**PROBLEM**
Copy out each line of the data holding "content".

++++ MATERIAL FOR THE TASK

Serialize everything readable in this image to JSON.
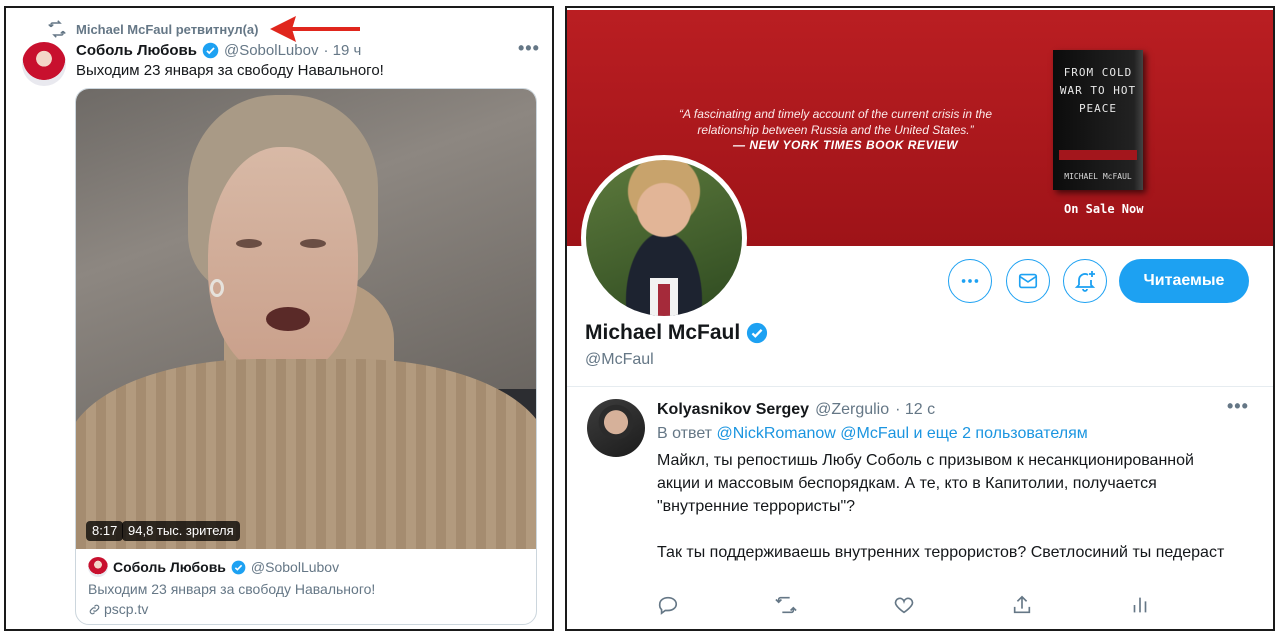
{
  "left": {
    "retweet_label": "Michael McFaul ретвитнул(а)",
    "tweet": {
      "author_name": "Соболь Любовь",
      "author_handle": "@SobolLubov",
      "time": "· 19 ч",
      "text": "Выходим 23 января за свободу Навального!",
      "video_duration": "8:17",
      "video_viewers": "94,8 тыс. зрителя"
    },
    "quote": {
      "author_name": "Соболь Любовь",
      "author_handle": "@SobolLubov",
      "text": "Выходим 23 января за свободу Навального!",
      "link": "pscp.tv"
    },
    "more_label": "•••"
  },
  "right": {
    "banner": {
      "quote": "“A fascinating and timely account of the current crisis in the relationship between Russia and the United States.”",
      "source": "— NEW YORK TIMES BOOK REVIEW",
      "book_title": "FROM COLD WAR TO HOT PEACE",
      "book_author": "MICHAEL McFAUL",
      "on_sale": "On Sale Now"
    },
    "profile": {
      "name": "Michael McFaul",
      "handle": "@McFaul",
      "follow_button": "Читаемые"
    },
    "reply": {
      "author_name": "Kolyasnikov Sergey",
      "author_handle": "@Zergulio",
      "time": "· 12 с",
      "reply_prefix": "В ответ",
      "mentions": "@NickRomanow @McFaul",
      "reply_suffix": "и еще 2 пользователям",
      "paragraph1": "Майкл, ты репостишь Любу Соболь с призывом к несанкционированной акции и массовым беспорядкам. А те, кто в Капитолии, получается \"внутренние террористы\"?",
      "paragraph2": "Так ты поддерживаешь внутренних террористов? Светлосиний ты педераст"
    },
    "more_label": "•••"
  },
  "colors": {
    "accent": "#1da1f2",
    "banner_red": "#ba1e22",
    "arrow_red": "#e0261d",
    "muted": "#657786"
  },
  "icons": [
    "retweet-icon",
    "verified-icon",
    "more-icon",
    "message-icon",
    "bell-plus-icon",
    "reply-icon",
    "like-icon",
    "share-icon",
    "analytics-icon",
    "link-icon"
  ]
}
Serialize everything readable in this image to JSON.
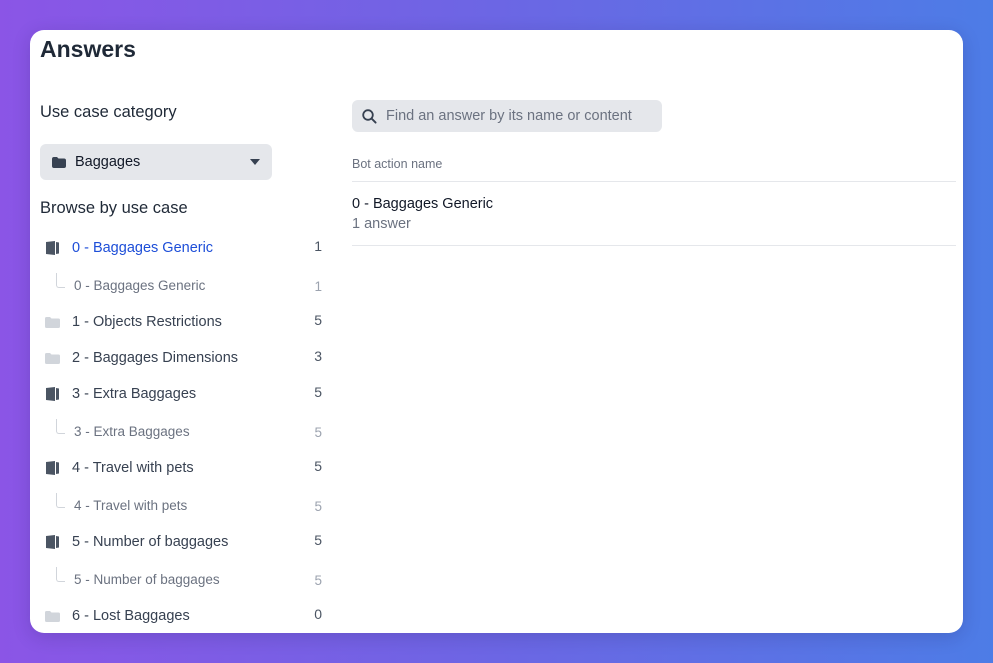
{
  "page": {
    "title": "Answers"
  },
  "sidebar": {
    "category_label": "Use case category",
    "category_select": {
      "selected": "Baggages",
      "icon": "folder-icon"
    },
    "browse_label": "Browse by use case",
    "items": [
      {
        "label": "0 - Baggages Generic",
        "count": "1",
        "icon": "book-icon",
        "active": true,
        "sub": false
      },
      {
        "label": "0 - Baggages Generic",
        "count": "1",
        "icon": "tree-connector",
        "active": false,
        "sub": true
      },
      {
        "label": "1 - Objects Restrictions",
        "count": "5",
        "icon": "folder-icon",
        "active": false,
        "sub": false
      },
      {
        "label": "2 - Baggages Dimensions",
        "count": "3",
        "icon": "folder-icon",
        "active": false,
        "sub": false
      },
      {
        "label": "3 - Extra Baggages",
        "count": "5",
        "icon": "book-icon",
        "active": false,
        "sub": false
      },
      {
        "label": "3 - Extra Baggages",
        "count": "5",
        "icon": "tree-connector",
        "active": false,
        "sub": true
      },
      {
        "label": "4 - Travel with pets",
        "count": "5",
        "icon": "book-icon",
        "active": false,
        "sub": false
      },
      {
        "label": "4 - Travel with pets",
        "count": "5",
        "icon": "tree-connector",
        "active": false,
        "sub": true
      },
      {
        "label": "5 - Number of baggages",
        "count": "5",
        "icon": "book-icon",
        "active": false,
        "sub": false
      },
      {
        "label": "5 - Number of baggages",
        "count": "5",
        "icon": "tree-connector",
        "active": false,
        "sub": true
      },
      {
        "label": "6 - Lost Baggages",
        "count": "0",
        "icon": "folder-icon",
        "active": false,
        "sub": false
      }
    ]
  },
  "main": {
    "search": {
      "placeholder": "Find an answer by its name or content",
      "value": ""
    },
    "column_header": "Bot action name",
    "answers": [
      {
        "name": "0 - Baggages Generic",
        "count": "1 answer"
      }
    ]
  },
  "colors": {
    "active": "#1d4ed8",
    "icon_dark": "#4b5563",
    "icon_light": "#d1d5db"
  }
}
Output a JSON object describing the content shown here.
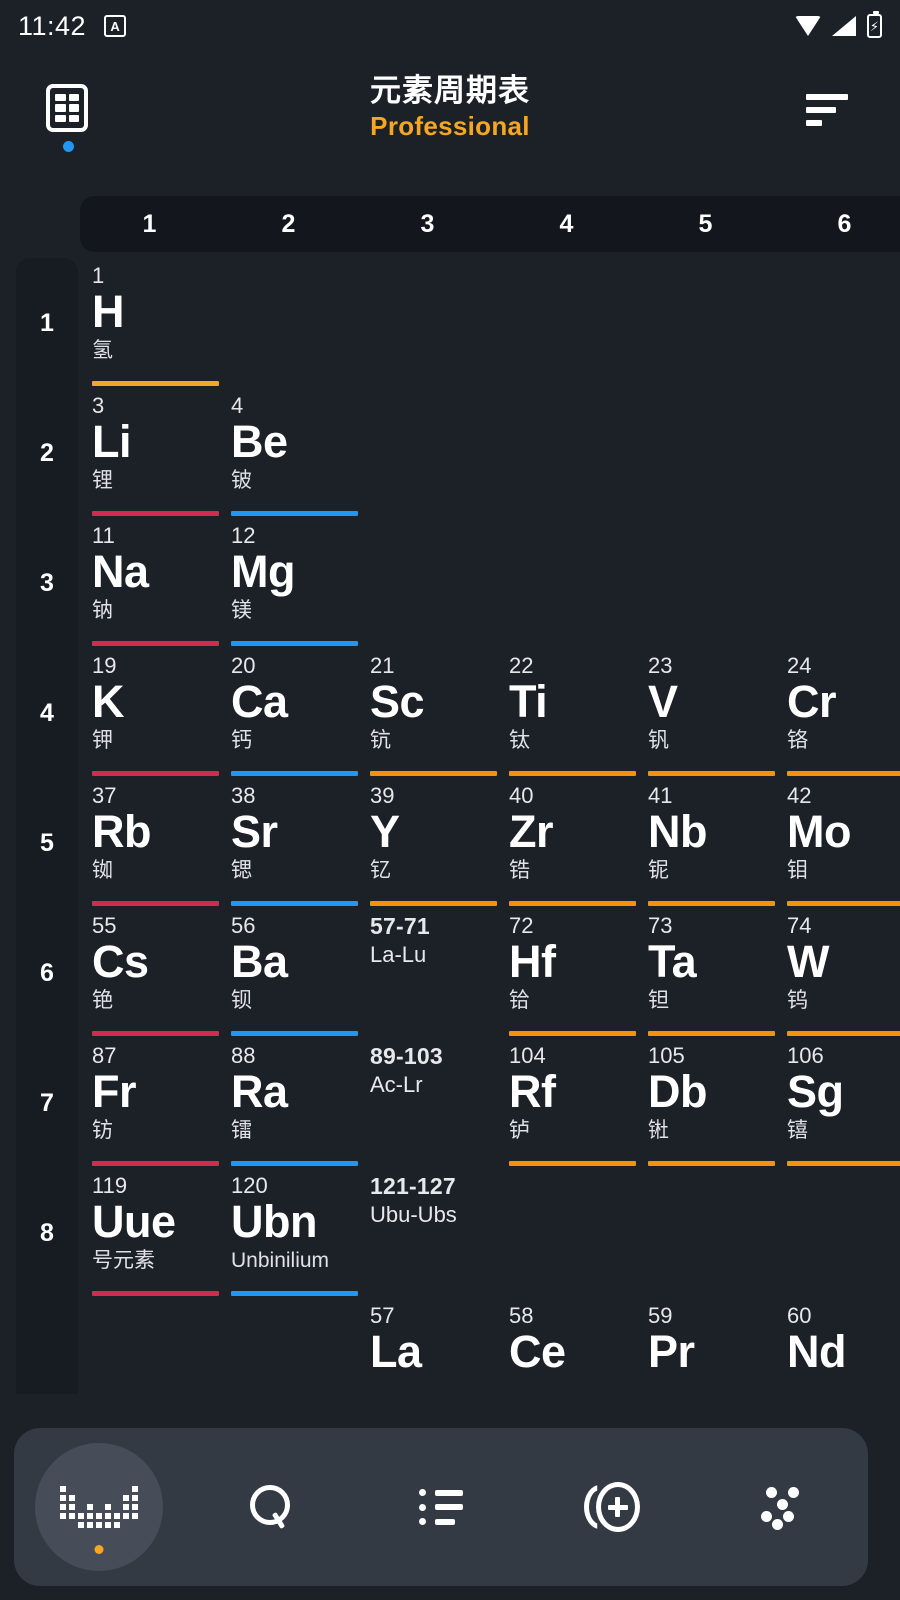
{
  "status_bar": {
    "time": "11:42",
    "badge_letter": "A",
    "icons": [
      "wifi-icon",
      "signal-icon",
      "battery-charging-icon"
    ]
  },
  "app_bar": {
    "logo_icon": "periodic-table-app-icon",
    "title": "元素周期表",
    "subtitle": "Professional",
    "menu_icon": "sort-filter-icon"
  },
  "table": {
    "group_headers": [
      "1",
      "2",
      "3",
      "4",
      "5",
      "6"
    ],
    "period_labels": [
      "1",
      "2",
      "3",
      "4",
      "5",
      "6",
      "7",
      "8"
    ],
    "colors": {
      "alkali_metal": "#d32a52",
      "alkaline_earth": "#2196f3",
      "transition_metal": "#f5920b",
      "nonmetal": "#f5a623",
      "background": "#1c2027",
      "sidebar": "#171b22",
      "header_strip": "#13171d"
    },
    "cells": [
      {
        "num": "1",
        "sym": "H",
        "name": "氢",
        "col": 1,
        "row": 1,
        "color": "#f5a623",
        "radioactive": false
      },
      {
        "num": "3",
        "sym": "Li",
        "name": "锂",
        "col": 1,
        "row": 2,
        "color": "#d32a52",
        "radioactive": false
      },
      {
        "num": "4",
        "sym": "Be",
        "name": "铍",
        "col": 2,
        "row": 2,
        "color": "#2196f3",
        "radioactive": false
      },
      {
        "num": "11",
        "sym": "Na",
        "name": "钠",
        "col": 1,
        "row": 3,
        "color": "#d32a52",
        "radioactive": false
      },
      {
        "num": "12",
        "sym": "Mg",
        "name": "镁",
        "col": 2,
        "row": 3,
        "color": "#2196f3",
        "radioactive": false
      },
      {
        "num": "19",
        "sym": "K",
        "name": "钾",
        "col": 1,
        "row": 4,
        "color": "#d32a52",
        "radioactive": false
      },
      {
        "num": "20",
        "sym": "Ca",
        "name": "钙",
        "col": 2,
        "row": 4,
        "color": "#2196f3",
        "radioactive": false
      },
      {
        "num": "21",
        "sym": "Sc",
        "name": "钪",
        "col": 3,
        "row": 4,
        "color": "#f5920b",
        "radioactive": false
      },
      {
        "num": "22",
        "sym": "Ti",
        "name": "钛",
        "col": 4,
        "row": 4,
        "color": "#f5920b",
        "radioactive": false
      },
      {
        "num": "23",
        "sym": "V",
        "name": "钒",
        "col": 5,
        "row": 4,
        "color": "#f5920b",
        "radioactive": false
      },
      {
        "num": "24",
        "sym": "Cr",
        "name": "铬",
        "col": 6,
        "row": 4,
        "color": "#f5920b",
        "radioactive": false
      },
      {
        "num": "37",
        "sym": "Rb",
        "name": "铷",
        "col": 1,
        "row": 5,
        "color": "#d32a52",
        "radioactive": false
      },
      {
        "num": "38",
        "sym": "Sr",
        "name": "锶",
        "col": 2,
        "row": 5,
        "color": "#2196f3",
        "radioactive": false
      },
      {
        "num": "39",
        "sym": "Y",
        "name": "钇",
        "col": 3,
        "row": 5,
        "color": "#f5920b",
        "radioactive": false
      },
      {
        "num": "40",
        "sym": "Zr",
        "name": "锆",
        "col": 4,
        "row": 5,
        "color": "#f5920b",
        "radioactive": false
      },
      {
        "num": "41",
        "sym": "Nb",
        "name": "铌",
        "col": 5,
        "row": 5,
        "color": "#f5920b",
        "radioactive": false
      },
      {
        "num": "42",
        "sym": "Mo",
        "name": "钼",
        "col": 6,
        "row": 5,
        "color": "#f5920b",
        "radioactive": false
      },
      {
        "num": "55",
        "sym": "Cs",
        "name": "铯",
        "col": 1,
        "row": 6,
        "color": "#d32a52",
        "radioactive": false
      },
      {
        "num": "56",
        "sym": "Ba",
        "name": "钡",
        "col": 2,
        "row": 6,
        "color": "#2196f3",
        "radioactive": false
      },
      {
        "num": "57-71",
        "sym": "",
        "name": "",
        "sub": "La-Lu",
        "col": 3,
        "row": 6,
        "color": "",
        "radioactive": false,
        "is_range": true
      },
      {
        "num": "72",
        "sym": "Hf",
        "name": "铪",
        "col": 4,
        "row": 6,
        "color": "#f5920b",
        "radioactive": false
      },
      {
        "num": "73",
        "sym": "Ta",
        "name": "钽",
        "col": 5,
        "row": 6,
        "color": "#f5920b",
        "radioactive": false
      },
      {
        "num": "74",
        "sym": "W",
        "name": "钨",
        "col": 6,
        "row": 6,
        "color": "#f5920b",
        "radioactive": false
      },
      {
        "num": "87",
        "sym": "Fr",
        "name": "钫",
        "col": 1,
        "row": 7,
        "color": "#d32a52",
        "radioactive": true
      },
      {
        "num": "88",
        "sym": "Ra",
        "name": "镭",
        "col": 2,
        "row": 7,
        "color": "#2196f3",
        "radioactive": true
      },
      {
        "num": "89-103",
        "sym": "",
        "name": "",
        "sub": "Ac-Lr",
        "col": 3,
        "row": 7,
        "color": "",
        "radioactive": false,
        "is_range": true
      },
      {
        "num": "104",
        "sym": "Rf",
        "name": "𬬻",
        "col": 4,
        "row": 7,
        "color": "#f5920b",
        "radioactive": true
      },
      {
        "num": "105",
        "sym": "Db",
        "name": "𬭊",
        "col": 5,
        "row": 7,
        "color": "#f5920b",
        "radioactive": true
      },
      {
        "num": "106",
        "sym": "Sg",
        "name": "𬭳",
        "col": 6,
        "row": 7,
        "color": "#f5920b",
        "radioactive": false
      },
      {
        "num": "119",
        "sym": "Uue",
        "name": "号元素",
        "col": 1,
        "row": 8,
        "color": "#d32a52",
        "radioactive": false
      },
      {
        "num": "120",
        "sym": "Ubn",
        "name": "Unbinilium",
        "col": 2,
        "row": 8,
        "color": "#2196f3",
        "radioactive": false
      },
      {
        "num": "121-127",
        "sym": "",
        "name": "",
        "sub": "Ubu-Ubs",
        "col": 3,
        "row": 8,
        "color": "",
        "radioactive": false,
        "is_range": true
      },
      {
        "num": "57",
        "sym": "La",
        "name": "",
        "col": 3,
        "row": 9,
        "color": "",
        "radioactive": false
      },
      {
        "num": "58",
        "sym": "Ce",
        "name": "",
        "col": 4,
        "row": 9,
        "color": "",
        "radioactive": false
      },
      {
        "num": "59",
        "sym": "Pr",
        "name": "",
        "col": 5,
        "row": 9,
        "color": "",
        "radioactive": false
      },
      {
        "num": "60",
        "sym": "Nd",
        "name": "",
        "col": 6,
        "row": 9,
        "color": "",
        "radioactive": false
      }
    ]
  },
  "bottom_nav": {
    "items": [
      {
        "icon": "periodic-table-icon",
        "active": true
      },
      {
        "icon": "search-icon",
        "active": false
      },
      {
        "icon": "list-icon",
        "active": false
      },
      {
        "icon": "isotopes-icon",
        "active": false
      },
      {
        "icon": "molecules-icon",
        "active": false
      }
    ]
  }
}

++++++++

**OUTPUT OF THE TASK**
      "placeholder": "Find an answer by its name or content",
Output a JSON object describing the content shown here.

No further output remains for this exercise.